**DATASET ENTRIES**
● ● ● ●

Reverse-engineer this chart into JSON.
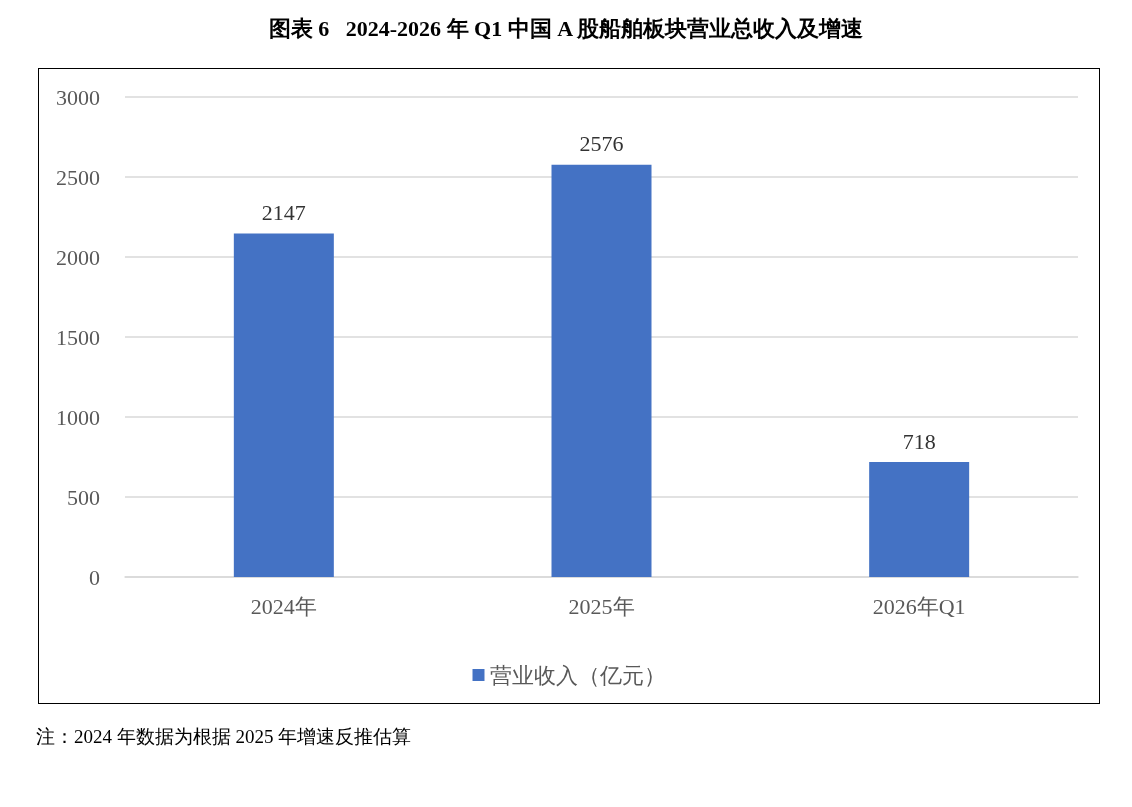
{
  "chart_data": {
    "type": "bar",
    "title": "图表 6   2024-2026 年 Q1 中国 A 股船舶板块营业总收入及增速",
    "categories": [
      "2024年",
      "2025年",
      "2026年Q1"
    ],
    "series": [
      {
        "name": "营业收入（亿元）",
        "color": "#4472c4",
        "values": [
          2147,
          2576,
          718
        ]
      }
    ],
    "ylim": [
      0,
      3000
    ],
    "yticks": [
      0,
      500,
      1000,
      1500,
      2000,
      2500,
      3000
    ],
    "grid": "y",
    "legend": "bottom",
    "data_labels": true,
    "annotations": [
      "注：2024 年数据为根据 2025 年增速反推估算"
    ]
  }
}
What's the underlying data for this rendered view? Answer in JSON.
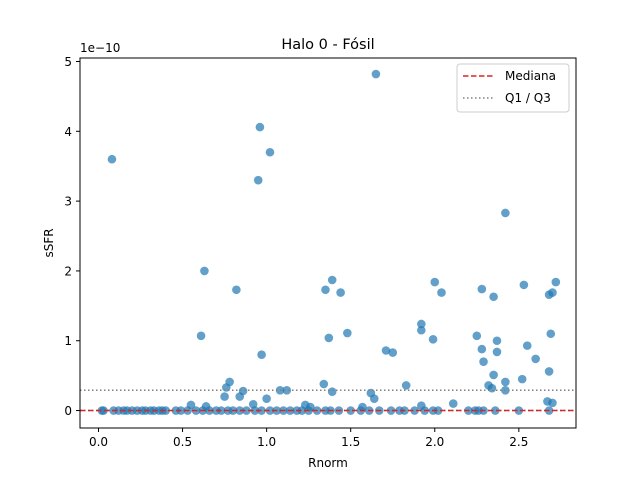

● ● ● ●

**TASK INSTRUCTIONS**
Copy every record above exactly, leaving out any pictures.

**EXERCISE RESULT**
Reverse-engineer this chart into JSON.
{
  "chart_data": {
    "type": "bar",
    "title": "图表 6   2024-2026 年 Q1 中国 A 股船舶板块营业总收入及增速",
    "categories": [
      "2024年",
      "2025年",
      "2026年Q1"
    ],
    "series": [
      {
        "name": "营业收入（亿元）",
        "color": "#4472c4",
        "values": [
          2147,
          2576,
          718
        ]
      }
    ],
    "ylim": [
      0,
      3000
    ],
    "yticks": [
      0,
      500,
      1000,
      1500,
      2000,
      2500,
      3000
    ],
    "grid": "y",
    "legend": "bottom",
    "data_labels": true,
    "annotations": [
      "注：2024 年数据为根据 2025 年增速反推估算"
    ]
  }
}
What's the underlying data for this rendered view? Answer in JSON.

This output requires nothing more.